Copy out each line of the material below with no changes.

___ PROVIDED MATERIAL ___

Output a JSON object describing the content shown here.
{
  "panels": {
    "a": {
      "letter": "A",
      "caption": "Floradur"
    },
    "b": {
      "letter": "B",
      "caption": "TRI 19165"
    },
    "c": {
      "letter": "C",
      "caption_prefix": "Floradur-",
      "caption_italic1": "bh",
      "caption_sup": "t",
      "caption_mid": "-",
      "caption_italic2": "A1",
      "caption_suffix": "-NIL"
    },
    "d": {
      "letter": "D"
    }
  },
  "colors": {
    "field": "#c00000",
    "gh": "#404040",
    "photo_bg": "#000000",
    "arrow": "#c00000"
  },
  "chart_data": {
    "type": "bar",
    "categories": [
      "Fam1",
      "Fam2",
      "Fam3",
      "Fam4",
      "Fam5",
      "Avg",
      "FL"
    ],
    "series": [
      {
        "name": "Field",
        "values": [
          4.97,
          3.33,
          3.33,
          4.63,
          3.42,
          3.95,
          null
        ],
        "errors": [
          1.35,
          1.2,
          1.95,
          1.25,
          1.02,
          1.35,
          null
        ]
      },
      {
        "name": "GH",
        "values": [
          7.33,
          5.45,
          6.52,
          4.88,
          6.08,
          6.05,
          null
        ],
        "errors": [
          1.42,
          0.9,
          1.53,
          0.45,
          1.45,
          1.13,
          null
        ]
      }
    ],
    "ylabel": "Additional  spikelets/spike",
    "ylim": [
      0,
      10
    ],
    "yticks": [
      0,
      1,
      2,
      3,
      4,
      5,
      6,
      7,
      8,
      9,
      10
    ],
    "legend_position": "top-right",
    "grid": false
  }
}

___

§ FINAL RESULT
Output a JSON object describing the content shown here.
{
  "panels": {
    "a": {
      "letter": "A",
      "caption": "Floradur"
    },
    "b": {
      "letter": "B",
      "caption": "TRI 19165"
    },
    "c": {
      "letter": "C",
      "caption_prefix": "Floradur-",
      "caption_italic1": "bh",
      "caption_sup": "t",
      "caption_mid": "-",
      "caption_italic2": "A1",
      "caption_suffix": "-NIL"
    },
    "d": {
      "letter": "D"
    }
  },
  "colors": {
    "field": "#c00000",
    "gh": "#404040",
    "photo_bg": "#000000",
    "arrow": "#c00000"
  },
  "chart_data": {
    "type": "bar",
    "categories": [
      "Fam1",
      "Fam2",
      "Fam3",
      "Fam4",
      "Fam5",
      "Avg",
      "FL"
    ],
    "series": [
      {
        "name": "Field",
        "values": [
          4.97,
          3.33,
          3.33,
          4.63,
          3.42,
          3.95,
          null
        ],
        "errors": [
          1.35,
          1.2,
          1.95,
          1.25,
          1.02,
          1.35,
          null
        ]
      },
      {
        "name": "GH",
        "values": [
          7.33,
          5.45,
          6.52,
          4.88,
          6.08,
          6.05,
          null
        ],
        "errors": [
          1.42,
          0.9,
          1.53,
          0.45,
          1.45,
          1.13,
          null
        ]
      }
    ],
    "ylabel": "Additional  spikelets/spike",
    "ylim": [
      0,
      10
    ],
    "yticks": [
      0,
      1,
      2,
      3,
      4,
      5,
      6,
      7,
      8,
      9,
      10
    ],
    "legend_position": "top-right",
    "grid": false
  }
}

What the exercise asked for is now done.